— START OF SUPPLIED RECORDS —
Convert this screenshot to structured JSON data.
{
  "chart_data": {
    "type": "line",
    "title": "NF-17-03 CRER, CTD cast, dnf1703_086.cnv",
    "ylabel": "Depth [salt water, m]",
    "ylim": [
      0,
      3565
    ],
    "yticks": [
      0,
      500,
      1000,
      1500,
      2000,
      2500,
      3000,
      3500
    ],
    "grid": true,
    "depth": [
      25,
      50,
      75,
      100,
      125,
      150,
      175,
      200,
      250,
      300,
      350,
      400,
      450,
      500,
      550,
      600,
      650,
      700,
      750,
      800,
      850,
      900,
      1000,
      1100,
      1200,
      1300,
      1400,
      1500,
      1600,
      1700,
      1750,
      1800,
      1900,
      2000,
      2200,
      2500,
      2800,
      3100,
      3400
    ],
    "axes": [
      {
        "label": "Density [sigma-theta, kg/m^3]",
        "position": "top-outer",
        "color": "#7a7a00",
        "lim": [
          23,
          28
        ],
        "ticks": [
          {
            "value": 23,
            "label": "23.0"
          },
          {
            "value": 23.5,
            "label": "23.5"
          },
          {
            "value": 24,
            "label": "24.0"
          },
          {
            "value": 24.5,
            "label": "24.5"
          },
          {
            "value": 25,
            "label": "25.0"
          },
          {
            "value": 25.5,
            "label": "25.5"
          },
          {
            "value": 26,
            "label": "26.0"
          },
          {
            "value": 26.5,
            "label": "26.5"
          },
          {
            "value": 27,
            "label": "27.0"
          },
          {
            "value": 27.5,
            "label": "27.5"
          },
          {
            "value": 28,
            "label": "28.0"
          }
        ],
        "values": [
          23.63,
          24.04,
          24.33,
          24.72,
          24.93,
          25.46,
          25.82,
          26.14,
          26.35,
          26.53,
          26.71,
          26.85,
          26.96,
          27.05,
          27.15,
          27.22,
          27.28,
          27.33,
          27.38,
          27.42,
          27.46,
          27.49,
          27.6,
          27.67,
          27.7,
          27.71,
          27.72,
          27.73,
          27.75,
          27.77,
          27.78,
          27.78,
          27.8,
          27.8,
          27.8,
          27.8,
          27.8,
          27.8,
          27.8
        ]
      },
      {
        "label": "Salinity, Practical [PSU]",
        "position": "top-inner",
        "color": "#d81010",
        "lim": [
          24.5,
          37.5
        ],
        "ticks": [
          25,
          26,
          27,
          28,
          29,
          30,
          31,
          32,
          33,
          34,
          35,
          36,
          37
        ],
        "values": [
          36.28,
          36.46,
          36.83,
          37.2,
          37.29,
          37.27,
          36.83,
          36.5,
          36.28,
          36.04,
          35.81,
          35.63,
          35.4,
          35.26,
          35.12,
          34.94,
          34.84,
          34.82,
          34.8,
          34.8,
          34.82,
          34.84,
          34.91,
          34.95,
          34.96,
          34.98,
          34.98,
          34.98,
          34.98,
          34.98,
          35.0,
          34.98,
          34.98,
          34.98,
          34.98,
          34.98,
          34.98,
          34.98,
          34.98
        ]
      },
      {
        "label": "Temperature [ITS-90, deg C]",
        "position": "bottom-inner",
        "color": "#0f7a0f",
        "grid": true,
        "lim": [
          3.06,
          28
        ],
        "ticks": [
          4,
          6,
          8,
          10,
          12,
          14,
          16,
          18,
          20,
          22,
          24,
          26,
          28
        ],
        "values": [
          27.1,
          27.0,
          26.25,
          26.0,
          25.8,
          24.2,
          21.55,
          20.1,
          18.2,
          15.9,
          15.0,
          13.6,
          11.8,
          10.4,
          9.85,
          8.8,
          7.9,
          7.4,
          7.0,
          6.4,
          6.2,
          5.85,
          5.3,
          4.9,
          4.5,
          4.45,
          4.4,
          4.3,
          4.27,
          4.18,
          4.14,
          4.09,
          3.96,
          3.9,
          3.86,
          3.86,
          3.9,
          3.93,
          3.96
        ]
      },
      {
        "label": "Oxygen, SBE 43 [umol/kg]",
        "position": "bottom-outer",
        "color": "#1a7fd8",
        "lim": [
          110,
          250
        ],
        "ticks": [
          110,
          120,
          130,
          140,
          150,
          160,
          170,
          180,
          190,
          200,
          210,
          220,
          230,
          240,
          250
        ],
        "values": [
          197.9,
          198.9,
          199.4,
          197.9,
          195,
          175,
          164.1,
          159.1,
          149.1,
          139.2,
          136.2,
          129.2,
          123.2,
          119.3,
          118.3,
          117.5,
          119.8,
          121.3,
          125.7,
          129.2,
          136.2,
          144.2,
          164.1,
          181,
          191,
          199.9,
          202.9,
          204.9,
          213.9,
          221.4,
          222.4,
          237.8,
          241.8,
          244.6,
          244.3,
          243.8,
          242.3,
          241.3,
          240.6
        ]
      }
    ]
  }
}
— END OF SUPPLIED RECORDS —
— START OF SUPPLIED RECORDS —
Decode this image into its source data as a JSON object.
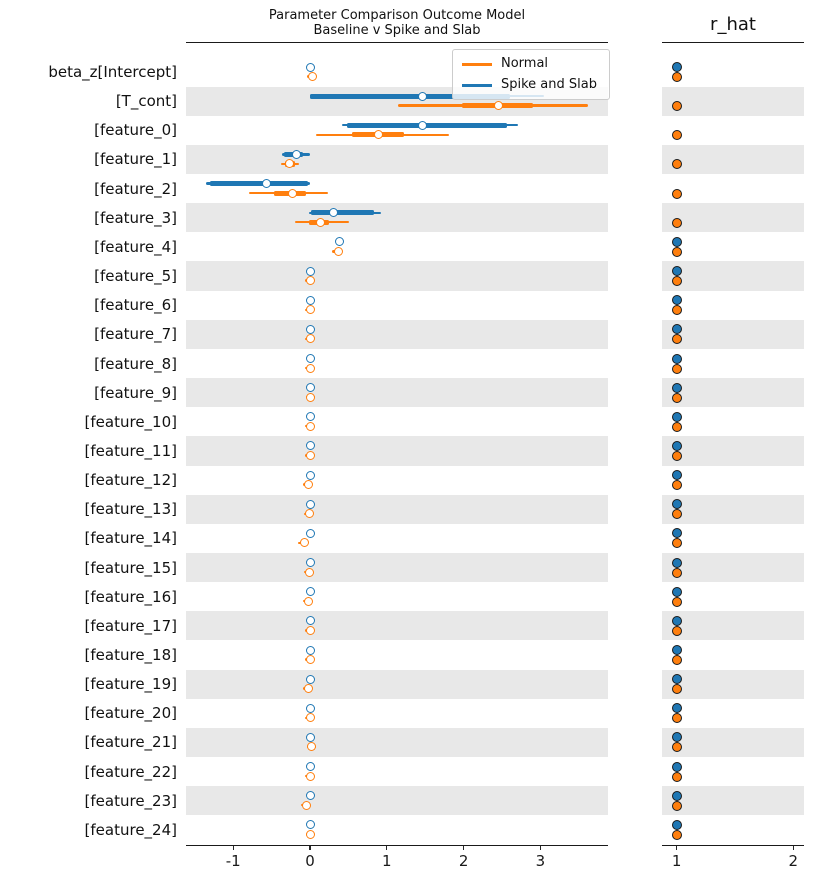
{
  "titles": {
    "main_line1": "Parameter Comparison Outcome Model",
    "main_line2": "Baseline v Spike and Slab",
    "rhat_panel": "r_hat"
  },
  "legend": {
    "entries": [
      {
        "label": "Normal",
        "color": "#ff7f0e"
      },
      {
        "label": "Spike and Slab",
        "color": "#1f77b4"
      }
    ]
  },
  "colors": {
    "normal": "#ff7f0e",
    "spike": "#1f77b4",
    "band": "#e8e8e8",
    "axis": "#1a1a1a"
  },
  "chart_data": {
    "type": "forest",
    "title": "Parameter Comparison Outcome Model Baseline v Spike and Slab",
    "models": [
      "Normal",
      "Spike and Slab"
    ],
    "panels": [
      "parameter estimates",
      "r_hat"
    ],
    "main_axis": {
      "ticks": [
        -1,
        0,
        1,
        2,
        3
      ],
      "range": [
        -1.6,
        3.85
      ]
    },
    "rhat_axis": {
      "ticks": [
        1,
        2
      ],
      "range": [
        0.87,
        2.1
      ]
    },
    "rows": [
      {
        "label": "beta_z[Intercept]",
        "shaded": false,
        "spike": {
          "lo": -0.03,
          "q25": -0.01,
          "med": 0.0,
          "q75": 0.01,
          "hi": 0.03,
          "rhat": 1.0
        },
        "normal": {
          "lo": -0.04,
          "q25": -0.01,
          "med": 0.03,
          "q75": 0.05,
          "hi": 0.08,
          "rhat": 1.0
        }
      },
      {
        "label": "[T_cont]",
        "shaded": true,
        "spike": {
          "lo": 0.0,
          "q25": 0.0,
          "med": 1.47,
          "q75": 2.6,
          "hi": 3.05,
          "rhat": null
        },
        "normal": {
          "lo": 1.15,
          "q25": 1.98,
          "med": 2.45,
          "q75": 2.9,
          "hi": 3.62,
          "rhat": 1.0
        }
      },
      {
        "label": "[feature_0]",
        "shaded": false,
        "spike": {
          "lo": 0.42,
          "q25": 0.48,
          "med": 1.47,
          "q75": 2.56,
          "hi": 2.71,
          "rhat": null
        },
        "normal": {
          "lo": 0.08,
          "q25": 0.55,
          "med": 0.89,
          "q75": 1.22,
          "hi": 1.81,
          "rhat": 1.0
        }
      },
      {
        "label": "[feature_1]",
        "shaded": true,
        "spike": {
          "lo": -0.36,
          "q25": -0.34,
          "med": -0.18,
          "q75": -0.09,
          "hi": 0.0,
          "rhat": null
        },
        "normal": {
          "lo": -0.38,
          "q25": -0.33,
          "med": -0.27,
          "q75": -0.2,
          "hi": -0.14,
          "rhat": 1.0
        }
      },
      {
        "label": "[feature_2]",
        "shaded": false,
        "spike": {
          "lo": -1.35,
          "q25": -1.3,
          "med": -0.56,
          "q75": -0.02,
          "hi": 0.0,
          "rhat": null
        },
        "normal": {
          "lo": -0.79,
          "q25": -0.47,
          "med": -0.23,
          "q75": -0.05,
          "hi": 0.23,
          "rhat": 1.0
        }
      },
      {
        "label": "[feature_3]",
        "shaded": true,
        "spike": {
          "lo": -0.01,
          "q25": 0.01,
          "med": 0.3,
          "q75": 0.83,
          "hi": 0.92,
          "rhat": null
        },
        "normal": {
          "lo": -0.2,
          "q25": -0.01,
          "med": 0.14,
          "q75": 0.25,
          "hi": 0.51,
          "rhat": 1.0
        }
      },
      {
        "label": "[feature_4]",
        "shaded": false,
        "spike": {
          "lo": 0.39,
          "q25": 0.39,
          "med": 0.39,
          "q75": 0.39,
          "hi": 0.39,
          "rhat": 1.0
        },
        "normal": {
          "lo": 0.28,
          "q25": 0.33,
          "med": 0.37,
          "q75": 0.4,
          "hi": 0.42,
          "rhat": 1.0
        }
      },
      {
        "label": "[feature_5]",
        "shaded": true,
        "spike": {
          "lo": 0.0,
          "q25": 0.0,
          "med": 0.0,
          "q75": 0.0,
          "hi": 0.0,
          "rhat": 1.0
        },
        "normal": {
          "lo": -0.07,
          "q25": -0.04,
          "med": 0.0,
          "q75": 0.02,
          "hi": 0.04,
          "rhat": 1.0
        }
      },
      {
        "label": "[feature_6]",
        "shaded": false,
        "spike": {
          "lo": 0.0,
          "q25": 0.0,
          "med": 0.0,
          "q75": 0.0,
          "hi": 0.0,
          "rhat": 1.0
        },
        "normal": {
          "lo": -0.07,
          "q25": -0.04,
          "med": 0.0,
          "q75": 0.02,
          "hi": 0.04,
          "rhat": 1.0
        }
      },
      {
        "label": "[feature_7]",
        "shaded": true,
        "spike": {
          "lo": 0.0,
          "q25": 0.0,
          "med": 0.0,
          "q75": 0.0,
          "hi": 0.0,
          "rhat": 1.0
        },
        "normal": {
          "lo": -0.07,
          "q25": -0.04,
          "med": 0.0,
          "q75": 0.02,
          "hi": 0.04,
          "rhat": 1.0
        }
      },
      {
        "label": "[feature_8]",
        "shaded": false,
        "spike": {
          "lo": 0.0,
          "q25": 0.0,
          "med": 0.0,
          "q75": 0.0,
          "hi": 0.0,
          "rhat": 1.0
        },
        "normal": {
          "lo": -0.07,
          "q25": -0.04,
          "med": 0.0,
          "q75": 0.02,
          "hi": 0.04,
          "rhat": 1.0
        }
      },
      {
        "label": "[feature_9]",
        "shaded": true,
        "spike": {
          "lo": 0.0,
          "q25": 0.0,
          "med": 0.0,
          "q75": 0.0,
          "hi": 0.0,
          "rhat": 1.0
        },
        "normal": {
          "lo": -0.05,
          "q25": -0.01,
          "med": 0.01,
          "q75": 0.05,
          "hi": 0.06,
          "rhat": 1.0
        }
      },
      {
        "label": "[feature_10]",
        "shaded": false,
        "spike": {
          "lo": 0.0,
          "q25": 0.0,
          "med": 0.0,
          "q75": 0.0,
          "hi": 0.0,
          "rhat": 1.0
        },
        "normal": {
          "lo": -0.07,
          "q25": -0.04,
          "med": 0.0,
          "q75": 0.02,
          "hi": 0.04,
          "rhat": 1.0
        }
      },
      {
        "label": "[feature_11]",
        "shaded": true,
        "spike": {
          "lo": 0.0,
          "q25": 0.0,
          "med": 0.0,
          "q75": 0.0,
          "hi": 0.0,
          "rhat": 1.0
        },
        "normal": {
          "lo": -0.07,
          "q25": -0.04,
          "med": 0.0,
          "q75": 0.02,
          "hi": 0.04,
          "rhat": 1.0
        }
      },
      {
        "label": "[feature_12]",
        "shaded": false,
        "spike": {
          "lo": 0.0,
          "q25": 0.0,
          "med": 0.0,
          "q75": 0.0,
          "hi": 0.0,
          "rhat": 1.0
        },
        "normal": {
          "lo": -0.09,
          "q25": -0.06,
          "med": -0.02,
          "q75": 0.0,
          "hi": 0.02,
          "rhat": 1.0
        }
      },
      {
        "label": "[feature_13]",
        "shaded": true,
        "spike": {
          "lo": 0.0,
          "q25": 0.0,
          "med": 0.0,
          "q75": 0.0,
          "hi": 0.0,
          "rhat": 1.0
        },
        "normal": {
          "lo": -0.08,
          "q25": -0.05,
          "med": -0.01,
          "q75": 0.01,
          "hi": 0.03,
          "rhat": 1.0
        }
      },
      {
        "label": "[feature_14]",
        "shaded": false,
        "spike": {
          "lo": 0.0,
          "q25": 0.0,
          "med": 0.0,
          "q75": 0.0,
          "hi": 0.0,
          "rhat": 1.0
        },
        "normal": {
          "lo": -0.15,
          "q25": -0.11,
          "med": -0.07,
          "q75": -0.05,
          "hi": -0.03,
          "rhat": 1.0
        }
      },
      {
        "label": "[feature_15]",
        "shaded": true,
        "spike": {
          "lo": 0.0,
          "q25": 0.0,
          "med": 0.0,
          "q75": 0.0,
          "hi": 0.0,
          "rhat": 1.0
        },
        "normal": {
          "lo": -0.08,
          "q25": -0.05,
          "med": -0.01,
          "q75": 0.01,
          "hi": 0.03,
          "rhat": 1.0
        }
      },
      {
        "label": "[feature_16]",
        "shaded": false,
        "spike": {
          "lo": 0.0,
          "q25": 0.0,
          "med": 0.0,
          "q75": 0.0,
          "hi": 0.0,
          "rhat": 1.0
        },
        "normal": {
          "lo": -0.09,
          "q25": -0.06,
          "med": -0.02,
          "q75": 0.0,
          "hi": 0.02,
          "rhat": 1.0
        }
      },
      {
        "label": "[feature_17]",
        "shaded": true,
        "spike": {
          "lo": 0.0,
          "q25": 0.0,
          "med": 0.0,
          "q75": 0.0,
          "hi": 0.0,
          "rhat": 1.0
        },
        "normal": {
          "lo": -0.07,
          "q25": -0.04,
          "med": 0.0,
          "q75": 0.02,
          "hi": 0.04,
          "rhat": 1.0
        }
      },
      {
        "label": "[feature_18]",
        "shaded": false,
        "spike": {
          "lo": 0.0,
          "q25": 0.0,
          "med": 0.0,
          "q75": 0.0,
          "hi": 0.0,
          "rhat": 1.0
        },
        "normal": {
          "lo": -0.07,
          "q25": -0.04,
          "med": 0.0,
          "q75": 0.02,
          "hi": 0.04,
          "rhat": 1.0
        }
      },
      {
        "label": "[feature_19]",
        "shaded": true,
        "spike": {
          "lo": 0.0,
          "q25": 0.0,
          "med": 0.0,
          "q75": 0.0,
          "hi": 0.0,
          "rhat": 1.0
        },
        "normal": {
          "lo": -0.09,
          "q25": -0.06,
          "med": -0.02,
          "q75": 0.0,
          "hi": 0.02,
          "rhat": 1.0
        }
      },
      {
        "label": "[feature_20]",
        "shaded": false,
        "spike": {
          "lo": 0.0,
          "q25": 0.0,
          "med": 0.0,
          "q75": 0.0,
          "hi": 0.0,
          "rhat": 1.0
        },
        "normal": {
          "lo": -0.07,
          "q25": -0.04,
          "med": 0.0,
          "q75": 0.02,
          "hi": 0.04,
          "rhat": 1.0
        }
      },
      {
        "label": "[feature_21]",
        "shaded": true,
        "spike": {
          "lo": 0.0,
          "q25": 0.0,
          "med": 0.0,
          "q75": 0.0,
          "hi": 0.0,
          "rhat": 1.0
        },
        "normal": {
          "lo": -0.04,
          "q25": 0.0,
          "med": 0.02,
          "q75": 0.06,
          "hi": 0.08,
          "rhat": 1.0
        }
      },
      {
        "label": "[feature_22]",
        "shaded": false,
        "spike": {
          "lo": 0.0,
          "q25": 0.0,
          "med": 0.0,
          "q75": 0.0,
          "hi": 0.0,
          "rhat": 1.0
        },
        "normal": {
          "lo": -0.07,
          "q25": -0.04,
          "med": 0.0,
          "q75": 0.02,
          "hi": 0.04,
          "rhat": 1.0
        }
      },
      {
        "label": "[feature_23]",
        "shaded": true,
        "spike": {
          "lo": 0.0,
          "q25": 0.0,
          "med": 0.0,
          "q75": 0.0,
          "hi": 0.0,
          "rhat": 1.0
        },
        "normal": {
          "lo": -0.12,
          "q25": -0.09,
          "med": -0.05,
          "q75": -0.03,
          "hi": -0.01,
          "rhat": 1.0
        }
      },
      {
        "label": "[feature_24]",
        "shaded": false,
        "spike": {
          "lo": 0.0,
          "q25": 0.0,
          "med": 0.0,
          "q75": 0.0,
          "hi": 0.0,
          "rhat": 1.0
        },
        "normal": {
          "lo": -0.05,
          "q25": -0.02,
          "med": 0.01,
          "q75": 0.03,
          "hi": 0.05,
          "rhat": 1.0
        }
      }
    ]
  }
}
— END OF SUPPLIED RECORDS —
**WRITTEN EXERCISE**
Above are the records. Copy every line in them holding "this".

**SOLVED EXERCISE**
Convert this screenshot to structured JSON data.
Decode this image into its source data as a JSON object.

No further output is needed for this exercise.